§ **Set problem**
Set the listing down again in full, word for word, with the pictures left out.
BEGIN Material provided
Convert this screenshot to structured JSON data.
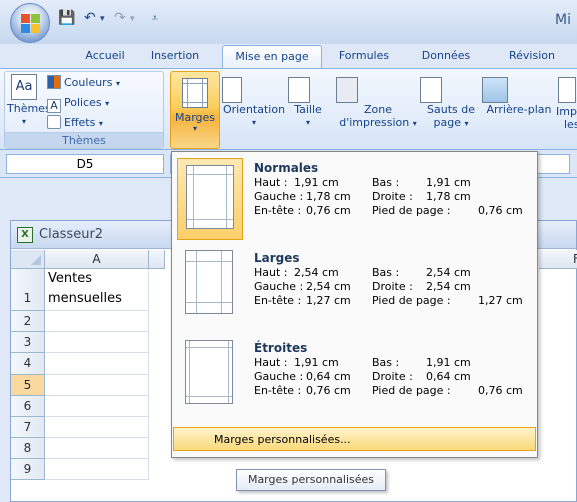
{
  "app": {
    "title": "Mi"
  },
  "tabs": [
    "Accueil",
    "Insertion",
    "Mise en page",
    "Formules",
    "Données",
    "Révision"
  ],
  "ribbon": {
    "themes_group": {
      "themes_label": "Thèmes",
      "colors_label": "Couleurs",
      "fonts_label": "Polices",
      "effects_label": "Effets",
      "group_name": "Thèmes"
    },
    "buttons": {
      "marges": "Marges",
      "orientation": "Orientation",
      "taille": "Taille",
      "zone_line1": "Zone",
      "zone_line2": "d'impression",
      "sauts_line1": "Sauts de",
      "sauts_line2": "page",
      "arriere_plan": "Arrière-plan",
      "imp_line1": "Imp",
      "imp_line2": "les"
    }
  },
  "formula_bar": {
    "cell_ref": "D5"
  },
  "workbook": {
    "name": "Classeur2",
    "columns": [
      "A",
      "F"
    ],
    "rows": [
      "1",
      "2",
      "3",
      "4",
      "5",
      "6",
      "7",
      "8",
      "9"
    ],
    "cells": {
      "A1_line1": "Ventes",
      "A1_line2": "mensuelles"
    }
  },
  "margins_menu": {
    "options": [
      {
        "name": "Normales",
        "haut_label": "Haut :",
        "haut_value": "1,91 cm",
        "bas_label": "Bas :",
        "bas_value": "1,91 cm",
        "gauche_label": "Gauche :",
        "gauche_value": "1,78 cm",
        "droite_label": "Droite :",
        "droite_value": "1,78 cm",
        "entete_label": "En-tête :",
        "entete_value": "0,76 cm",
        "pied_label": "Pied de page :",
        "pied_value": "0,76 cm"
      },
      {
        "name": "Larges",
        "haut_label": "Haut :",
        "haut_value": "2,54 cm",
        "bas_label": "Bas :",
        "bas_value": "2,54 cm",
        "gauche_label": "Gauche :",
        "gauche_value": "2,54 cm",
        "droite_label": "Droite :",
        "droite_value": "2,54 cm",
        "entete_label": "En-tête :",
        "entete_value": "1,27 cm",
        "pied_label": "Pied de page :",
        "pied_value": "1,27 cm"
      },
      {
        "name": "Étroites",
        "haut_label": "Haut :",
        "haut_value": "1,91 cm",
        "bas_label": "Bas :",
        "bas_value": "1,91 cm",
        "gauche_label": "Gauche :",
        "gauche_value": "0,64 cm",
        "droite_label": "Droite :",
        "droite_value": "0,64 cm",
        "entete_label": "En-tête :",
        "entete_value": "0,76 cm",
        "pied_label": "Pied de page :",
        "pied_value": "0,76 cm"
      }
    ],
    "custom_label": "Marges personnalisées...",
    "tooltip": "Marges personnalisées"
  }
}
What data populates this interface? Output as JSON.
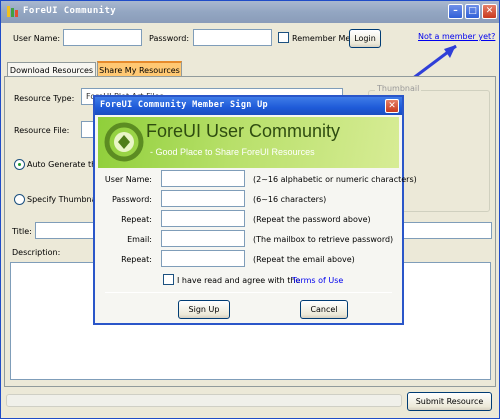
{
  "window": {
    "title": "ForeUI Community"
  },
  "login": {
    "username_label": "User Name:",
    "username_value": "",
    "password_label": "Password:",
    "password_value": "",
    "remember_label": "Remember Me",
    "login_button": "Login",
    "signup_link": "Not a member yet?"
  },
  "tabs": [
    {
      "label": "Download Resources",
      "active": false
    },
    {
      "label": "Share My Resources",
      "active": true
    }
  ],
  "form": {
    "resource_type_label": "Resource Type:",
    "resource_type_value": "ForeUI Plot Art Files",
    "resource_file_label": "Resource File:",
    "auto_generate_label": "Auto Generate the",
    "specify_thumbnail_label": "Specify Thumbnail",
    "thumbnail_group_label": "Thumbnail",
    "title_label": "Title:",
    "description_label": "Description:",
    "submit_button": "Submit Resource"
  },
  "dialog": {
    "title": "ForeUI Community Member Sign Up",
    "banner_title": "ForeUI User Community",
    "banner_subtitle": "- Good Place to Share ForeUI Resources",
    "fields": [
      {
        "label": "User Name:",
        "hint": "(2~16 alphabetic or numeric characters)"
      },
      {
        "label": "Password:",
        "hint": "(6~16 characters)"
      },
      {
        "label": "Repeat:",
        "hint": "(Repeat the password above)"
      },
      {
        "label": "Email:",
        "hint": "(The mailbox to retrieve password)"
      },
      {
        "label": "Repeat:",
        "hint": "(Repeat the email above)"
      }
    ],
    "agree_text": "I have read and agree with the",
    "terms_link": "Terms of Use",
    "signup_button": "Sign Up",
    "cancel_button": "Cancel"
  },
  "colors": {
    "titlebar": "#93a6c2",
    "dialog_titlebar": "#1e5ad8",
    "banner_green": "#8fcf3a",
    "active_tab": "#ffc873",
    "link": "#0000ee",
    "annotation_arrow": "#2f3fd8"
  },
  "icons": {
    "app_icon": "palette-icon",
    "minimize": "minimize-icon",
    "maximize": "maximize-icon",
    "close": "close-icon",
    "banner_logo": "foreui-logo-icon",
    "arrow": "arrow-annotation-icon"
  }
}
END Material provided
§ **Written reply**
Convert this screenshot to structured JSON data.
{
  "app": {
    "title": "Mi"
  },
  "tabs": [
    "Accueil",
    "Insertion",
    "Mise en page",
    "Formules",
    "Données",
    "Révision"
  ],
  "ribbon": {
    "themes_group": {
      "themes_label": "Thèmes",
      "colors_label": "Couleurs",
      "fonts_label": "Polices",
      "effects_label": "Effets",
      "group_name": "Thèmes"
    },
    "buttons": {
      "marges": "Marges",
      "orientation": "Orientation",
      "taille": "Taille",
      "zone_line1": "Zone",
      "zone_line2": "d'impression",
      "sauts_line1": "Sauts de",
      "sauts_line2": "page",
      "arriere_plan": "Arrière-plan",
      "imp_line1": "Imp",
      "imp_line2": "les"
    }
  },
  "formula_bar": {
    "cell_ref": "D5"
  },
  "workbook": {
    "name": "Classeur2",
    "columns": [
      "A",
      "F"
    ],
    "rows": [
      "1",
      "2",
      "3",
      "4",
      "5",
      "6",
      "7",
      "8",
      "9"
    ],
    "cells": {
      "A1_line1": "Ventes",
      "A1_line2": "mensuelles"
    }
  },
  "margins_menu": {
    "options": [
      {
        "name": "Normales",
        "haut_label": "Haut :",
        "haut_value": "1,91 cm",
        "bas_label": "Bas :",
        "bas_value": "1,91 cm",
        "gauche_label": "Gauche :",
        "gauche_value": "1,78 cm",
        "droite_label": "Droite :",
        "droite_value": "1,78 cm",
        "entete_label": "En-tête :",
        "entete_value": "0,76 cm",
        "pied_label": "Pied de page :",
        "pied_value": "0,76 cm"
      },
      {
        "name": "Larges",
        "haut_label": "Haut :",
        "haut_value": "2,54 cm",
        "bas_label": "Bas :",
        "bas_value": "2,54 cm",
        "gauche_label": "Gauche :",
        "gauche_value": "2,54 cm",
        "droite_label": "Droite :",
        "droite_value": "2,54 cm",
        "entete_label": "En-tête :",
        "entete_value": "1,27 cm",
        "pied_label": "Pied de page :",
        "pied_value": "1,27 cm"
      },
      {
        "name": "Étroites",
        "haut_label": "Haut :",
        "haut_value": "1,91 cm",
        "bas_label": "Bas :",
        "bas_value": "1,91 cm",
        "gauche_label": "Gauche :",
        "gauche_value": "0,64 cm",
        "droite_label": "Droite :",
        "droite_value": "0,64 cm",
        "entete_label": "En-tête :",
        "entete_value": "0,76 cm",
        "pied_label": "Pied de page :",
        "pied_value": "0,76 cm"
      }
    ],
    "custom_label": "Marges personnalisées...",
    "tooltip": "Marges personnalisées"
  }
}
What data populates this interface? Output as JSON.
{
  "window": {
    "title": "ForeUI Community"
  },
  "login": {
    "username_label": "User Name:",
    "username_value": "",
    "password_label": "Password:",
    "password_value": "",
    "remember_label": "Remember Me",
    "login_button": "Login",
    "signup_link": "Not a member yet?"
  },
  "tabs": [
    {
      "label": "Download Resources",
      "active": false
    },
    {
      "label": "Share My Resources",
      "active": true
    }
  ],
  "form": {
    "resource_type_label": "Resource Type:",
    "resource_type_value": "ForeUI Plot Art Files",
    "resource_file_label": "Resource File:",
    "auto_generate_label": "Auto Generate the",
    "specify_thumbnail_label": "Specify Thumbnail",
    "thumbnail_group_label": "Thumbnail",
    "title_label": "Title:",
    "description_label": "Description:",
    "submit_button": "Submit Resource"
  },
  "dialog": {
    "title": "ForeUI Community Member Sign Up",
    "banner_title": "ForeUI User Community",
    "banner_subtitle": "- Good Place to Share ForeUI Resources",
    "fields": [
      {
        "label": "User Name:",
        "hint": "(2~16 alphabetic or numeric characters)"
      },
      {
        "label": "Password:",
        "hint": "(6~16 characters)"
      },
      {
        "label": "Repeat:",
        "hint": "(Repeat the password above)"
      },
      {
        "label": "Email:",
        "hint": "(The mailbox to retrieve password)"
      },
      {
        "label": "Repeat:",
        "hint": "(Repeat the email above)"
      }
    ],
    "agree_text": "I have read and agree with the",
    "terms_link": "Terms of Use",
    "signup_button": "Sign Up",
    "cancel_button": "Cancel"
  },
  "colors": {
    "titlebar": "#93a6c2",
    "dialog_titlebar": "#1e5ad8",
    "banner_green": "#8fcf3a",
    "active_tab": "#ffc873",
    "link": "#0000ee",
    "annotation_arrow": "#2f3fd8"
  },
  "icons": {
    "app_icon": "palette-icon",
    "minimize": "minimize-icon",
    "maximize": "maximize-icon",
    "close": "close-icon",
    "banner_logo": "foreui-logo-icon",
    "arrow": "arrow-annotation-icon"
  }
}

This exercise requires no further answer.